#### Brief:
Pick every line from the data that holds the word "recentrés".

#### Input records:
#####

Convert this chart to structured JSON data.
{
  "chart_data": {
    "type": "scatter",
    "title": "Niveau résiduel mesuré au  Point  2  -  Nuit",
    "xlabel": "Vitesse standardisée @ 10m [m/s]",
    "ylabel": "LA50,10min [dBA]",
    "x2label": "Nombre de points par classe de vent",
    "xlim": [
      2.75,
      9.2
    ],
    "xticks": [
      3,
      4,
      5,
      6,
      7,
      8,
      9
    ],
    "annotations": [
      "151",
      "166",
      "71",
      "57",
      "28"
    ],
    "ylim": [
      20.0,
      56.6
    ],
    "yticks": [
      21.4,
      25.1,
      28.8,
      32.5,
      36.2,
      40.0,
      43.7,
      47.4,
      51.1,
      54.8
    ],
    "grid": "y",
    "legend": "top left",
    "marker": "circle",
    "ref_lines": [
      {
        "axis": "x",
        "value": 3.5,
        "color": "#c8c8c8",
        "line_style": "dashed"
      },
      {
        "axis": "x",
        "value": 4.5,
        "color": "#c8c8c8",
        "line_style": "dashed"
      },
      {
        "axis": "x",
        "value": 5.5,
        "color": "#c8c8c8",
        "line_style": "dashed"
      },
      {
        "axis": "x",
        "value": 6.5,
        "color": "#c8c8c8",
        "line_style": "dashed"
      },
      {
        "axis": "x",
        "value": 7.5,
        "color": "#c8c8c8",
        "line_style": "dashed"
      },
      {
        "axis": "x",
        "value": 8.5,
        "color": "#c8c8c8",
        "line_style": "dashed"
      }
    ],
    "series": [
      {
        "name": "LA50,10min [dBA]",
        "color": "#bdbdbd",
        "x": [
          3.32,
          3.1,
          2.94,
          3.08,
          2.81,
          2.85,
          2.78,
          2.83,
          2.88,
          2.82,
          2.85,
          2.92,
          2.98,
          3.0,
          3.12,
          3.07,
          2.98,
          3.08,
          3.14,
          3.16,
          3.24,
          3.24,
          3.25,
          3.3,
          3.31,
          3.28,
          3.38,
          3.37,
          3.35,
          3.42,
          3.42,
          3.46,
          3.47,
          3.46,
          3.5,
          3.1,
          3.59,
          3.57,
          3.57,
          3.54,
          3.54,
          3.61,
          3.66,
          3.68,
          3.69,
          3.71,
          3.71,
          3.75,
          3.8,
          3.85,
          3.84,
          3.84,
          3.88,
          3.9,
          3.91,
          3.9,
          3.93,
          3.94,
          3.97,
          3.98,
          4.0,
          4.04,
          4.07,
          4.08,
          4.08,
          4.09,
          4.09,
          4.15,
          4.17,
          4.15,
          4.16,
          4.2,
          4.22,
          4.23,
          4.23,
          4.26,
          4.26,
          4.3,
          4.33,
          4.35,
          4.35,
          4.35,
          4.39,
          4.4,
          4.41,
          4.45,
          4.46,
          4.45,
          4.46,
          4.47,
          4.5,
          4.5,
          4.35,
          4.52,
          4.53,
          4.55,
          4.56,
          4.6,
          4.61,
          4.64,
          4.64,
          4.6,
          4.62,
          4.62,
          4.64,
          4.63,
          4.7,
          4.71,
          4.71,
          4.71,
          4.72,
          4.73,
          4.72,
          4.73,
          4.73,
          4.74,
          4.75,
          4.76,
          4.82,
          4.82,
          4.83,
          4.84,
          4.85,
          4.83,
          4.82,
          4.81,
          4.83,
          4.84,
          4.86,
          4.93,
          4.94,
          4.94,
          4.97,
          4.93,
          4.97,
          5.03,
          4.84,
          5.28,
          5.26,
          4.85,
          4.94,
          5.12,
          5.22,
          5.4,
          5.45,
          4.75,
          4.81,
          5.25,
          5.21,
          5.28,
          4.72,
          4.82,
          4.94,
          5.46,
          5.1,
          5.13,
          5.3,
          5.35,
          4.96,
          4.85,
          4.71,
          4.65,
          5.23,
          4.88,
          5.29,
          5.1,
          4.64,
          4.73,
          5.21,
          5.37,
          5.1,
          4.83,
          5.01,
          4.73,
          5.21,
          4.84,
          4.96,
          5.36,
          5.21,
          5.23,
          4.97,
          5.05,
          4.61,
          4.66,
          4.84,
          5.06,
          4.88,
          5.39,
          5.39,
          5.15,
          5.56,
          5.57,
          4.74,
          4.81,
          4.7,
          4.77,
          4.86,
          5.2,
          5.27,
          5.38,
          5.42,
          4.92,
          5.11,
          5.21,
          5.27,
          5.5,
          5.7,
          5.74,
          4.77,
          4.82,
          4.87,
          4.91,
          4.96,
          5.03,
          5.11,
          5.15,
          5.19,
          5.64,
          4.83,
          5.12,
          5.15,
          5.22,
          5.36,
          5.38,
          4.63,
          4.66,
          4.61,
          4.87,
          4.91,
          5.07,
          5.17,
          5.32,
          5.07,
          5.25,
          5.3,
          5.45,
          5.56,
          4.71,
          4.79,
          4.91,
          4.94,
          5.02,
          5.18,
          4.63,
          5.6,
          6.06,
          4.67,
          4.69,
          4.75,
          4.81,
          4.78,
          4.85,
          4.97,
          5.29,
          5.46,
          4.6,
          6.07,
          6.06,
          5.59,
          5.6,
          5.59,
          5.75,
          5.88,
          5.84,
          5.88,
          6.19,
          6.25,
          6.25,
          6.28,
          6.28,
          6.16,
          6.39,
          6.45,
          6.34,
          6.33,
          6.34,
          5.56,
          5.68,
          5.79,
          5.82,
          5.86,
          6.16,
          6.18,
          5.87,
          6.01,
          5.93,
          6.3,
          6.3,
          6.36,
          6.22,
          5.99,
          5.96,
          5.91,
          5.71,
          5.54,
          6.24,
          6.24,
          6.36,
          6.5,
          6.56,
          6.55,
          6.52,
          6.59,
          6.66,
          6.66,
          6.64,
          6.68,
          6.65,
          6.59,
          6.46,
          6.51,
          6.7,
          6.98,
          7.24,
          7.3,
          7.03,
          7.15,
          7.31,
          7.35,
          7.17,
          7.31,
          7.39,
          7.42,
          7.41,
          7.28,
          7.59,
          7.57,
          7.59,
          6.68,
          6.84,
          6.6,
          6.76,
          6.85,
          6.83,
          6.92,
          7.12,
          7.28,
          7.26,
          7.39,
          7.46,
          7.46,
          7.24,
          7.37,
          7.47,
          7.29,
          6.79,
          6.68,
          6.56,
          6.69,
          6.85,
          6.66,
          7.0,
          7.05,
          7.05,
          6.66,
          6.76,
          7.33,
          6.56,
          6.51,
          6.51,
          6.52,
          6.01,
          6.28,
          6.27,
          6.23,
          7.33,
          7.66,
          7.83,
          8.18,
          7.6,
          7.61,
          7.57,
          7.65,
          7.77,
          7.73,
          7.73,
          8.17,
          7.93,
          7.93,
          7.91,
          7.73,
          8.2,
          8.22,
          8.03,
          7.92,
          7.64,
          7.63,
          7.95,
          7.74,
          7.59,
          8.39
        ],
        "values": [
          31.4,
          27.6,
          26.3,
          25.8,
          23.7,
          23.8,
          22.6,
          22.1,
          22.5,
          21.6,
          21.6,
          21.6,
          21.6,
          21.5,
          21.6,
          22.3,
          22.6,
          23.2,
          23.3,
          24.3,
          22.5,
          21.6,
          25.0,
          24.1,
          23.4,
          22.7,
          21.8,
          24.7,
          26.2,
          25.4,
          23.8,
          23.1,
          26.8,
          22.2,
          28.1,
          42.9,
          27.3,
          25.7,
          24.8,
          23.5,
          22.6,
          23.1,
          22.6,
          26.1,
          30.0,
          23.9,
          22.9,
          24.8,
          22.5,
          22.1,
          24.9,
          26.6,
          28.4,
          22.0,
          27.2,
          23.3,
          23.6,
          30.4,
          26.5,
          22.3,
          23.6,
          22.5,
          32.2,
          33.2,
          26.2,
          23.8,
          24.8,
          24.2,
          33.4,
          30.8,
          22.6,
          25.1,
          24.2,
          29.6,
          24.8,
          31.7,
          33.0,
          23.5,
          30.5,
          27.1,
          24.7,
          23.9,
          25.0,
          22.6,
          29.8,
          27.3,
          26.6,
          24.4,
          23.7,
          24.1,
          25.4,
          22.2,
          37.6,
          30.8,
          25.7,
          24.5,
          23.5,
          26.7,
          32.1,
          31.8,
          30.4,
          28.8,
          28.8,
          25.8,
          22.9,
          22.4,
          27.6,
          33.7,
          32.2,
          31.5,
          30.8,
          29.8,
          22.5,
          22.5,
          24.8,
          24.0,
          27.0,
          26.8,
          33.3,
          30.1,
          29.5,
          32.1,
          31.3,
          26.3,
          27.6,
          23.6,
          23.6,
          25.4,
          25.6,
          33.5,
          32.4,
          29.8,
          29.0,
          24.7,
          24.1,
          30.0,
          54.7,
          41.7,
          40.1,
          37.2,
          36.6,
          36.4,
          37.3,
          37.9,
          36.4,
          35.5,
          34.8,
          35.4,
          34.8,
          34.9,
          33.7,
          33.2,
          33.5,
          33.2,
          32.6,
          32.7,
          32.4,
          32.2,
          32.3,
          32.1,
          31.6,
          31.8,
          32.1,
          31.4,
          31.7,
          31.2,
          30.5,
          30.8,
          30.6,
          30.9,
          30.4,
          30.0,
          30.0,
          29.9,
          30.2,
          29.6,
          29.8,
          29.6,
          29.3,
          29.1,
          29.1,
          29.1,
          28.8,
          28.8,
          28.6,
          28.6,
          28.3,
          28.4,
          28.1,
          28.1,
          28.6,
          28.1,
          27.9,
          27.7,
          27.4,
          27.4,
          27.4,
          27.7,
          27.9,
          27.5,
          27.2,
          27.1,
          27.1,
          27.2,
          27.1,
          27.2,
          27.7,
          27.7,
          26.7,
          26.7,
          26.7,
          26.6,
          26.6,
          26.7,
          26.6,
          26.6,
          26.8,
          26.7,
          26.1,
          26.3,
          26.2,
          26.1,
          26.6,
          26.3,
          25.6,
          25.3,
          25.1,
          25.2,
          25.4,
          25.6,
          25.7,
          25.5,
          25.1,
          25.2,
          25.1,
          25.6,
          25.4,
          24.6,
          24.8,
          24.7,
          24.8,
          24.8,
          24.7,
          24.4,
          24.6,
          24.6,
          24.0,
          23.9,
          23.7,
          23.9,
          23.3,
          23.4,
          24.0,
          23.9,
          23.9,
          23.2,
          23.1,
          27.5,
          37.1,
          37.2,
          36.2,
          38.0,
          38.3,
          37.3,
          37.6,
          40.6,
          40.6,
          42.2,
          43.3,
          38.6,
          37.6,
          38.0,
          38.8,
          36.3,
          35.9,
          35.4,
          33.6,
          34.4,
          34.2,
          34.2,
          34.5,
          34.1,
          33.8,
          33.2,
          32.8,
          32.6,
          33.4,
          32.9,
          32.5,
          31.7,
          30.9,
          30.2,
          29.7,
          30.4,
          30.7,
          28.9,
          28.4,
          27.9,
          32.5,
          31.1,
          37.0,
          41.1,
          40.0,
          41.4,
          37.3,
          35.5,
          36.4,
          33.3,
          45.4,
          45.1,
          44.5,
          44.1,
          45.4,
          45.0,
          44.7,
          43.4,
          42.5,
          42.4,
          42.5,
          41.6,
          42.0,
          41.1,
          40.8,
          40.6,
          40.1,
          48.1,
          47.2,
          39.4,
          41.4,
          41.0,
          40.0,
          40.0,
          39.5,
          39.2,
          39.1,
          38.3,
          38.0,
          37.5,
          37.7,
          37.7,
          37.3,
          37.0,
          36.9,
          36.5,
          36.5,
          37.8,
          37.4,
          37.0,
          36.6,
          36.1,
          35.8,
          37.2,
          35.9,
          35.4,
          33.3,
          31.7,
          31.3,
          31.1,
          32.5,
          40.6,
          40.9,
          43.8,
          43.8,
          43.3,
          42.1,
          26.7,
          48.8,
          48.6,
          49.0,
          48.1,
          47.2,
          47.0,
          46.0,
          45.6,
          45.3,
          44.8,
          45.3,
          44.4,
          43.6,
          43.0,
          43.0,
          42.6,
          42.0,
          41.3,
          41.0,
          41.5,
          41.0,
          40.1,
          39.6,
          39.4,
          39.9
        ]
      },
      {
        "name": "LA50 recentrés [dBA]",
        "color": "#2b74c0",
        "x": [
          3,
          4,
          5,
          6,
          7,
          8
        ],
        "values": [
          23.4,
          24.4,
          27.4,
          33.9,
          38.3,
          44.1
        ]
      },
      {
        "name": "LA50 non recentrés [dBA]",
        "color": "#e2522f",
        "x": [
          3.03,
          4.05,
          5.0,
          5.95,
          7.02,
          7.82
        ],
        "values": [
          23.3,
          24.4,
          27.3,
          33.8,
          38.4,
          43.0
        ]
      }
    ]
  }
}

#####

#### Written solution:
        "name": "LA50 recentrés [dBA]",
        "name": "LA50 non recentrés [dBA]",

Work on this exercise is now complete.